** TASK BRIEF **
In your copy, leave out the pictures; write out all the data exactly.

RECORDS FOR THE TASK start

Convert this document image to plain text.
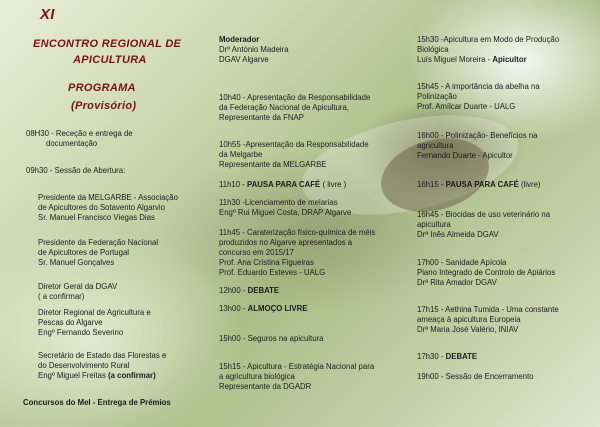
XI
ENCONTRO REGIONAL DE
APICULTURA
PROGRAMA
(Provisório)
08H30 - Receção e entrega de
documentação
09h30 - Sessão de Abertura:
Presidente da MELGARBE - Associação
de Apicultores do Sotavento Algarvio
Sr. Manuel Francisco Viegas Dias
Presidente da Federação Nacional
de Apicultores de Portugal
Sr. Manuel Gonçalves
Diretor Geral da DGAV
( a confirmar)
Diretor Regional de Agricultura e
Pescas do Algarve
Engº Fernando Severino
Secretário de Estado das Florestas e
do Desenvolvimento Rural
Engº Miguel Freitas (a confirmar)
Concursos do Mel - Entrega de Prémios
Moderador
Drº António Madeira
DGAV Algarve
10h40 - Apresentação da Responsabilidade
da Federação Nacional de Apicultura,
Representante da FNAP
10h55 -Apresentação da Responsabilidade
da Melgarbe
Representante da MELGARBE
11h10 - PAUSA PARA CAFÉ ( livre )
11h30 -Licenciamento de melarias
Engº Rui Miguel Costa, DRAP Algarve
11h45 - Caraterização físico-química de méis
produzidos no Algarve apresentados a
concurso em 2015/17
Prof. Ana Cristina Figueiras
Prof. Eduardo Esteves - UALG
12h00 - DEBATE
13h00 - ALMOÇO LIVRE
15h00 - Seguros na apicultura
15h15 - Apicultura - Estratégia Nacional para
a agricultura biológica
Representante da DGADR
15h30 -Apicultura em Modo de Produção
Biológica
Luís Miguel Moreira - Apicultor
15h45 - A importância da abelha na
Polinização
Prof. Amílcar Duarte - UALG
16h00 - Polinização- Benefícios na
agricultura
Fernando Duarte - Apicultor
16h15 - PAUSA PARA CAFÉ (livre)
16h45 - Biocidas de uso veterinário na
apicultura
Drª Inês Almeida DGAV
17h00 - Sanidade Apícola
Piano Integrado de Controlo de Apiários
Drª Rita Amador DGAV
17h15 - Aethina Tumida - Uma constante
ameaça à apicultura Europeia
Drª Maria José Valério, INIAV
17h30 - DEBATE
19h00 - Sessão de Encerramento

RECORDS FOR THE TASK end

** EXPECTED ANSWER **
Convert this document image to plain text.
XI
ENCONTRO REGIONAL DE
APICULTURA
PROGRAMA
(Provisório)
08H30 - Receção e entrega de
documentação
09h30 - Sessão de Abertura:
Presidente da MELGARBE - Associação
de Apicultores do Sotavento Algarvio
Sr. Manuel Francisco Viegas Dias
Presidente da Federação Nacional
de Apicultores de Portugal
Sr. Manuel Gonçalves
Diretor Geral da DGAV
( a confirmar)
Diretor Regional de Agricultura e
Pescas do Algarve
Engº Fernando Severino
Secretário de Estado das Florestas e
do Desenvolvimento Rural
Engº Miguel Freitas (a confirmar)
Concursos do Mel - Entrega de Prémios
Moderador
Drº António Madeira
DGAV Algarve
10h40 - Apresentação da Responsabilidade
da Federação Nacional de Apicultura,
Representante da FNAP
10h55 -Apresentação da Responsabilidade
da Melgarbe
Representante da MELGARBE
11h10 - PAUSA PARA CAFÉ ( livre )
11h30 -Licenciamento de melarias
Engº Rui Miguel Costa, DRAP Algarve
11h45 - Caraterização físico-química de méis
produzidos no Algarve apresentados a
concurso em 2015/17
Prof. Ana Cristina Figueiras
Prof. Eduardo Esteves - UALG
12h00 - DEBATE
13h00 - ALMOÇO LIVRE
15h00 - Seguros na apicultura
15h15 - Apicultura - Estratégia Nacional para
a agricultura biológica
Representante da DGADR
15h30 -Apicultura em Modo de Produção
Biológica
Luís Miguel Moreira - Apicultor
15h45 - A importância da abelha na
Polinização
Prof. Amílcar Duarte - UALG
16h00 - Polinização- Benefícios na
agricultura
Fernando Duarte - Apicultor
16h15 - PAUSA PARA CAFÉ (livre)
16h45 - Biocidas de uso veterinário na
apicultura
Drª Inês Almeida DGAV
17h00 - Sanidade Apícola
Piano Integrado de Controlo de Apiários
Drª Rita Amador DGAV
17h15 - Aethina Tumida - Uma constante
ameaça à apicultura Europeia
Drª Maria José Valério, INIAV
17h30 - DEBATE
19h00 - Sessão de Encerramento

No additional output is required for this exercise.